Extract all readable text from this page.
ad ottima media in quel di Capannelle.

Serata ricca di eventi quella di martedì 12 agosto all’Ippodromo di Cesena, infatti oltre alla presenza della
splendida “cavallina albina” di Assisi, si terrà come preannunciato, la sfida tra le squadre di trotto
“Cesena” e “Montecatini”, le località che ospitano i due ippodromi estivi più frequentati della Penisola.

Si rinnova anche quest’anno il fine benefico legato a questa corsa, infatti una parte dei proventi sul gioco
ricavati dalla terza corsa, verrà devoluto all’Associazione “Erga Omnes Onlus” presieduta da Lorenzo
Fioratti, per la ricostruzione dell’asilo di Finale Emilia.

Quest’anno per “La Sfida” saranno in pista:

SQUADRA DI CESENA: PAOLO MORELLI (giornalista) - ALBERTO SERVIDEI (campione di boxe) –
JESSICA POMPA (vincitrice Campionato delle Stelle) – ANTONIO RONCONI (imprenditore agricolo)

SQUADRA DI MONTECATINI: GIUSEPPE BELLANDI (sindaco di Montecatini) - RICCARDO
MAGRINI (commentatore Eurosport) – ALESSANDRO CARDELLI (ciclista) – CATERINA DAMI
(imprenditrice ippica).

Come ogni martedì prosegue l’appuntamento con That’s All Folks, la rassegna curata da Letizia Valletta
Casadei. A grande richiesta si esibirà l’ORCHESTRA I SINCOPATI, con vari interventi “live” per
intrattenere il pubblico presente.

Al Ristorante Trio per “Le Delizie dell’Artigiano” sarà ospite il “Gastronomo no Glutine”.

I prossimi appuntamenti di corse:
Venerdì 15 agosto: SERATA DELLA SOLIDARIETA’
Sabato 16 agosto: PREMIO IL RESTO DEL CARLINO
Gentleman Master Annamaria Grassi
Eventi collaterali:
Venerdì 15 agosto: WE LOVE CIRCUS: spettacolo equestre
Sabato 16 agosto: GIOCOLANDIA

□ □ □ □

__WHAT YOU ARE ASKED TO DO__
Transcribe all entries exactly as they are given.

__COMPLETE OUTPUT__
Extract all readable text from this page.
ad ottima media in quel di Capannelle.

Serata ricca di eventi quella di martedì 12 agosto all’Ippodromo di Cesena, infatti oltre alla presenza della
splendida “cavallina albina” di Assisi, si terrà come preannunciato, la sfida tra le squadre di trotto
“Cesena” e “Montecatini”, le località che ospitano i due ippodromi estivi più frequentati della Penisola.

Si rinnova anche quest’anno il fine benefico legato a questa corsa, infatti una parte dei proventi sul gioco
ricavati dalla terza corsa, verrà devoluto all’Associazione “Erga Omnes Onlus” presieduta da Lorenzo
Fioratti, per la ricostruzione dell’asilo di Finale Emilia.

Quest’anno per “La Sfida” saranno in pista:

SQUADRA DI CESENA: PAOLO MORELLI (giornalista) - ALBERTO SERVIDEI (campione di boxe) –
JESSICA POMPA (vincitrice Campionato delle Stelle) – ANTONIO RONCONI (imprenditore agricolo)

SQUADRA DI MONTECATINI: GIUSEPPE BELLANDI (sindaco di Montecatini) - RICCARDO
MAGRINI (commentatore Eurosport) – ALESSANDRO CARDELLI (ciclista) – CATERINA DAMI
(imprenditrice ippica).

Come ogni martedì prosegue l’appuntamento con That’s All Folks, la rassegna curata da Letizia Valletta
Casadei. A grande richiesta si esibirà l’ORCHESTRA I SINCOPATI, con vari interventi “live” per
intrattenere il pubblico presente.

Al Ristorante Trio per “Le Delizie dell’Artigiano” sarà ospite il “Gastronomo no Glutine”.

I prossimi appuntamenti di corse:
Venerdì 15 agosto: SERATA DELLA SOLIDARIETA’
Sabato 16 agosto: PREMIO IL RESTO DEL CARLINO
Gentleman Master Annamaria Grassi
Eventi collaterali:
Venerdì 15 agosto: WE LOVE CIRCUS: spettacolo equestre
Sabato 16 agosto: GIOCOLANDIA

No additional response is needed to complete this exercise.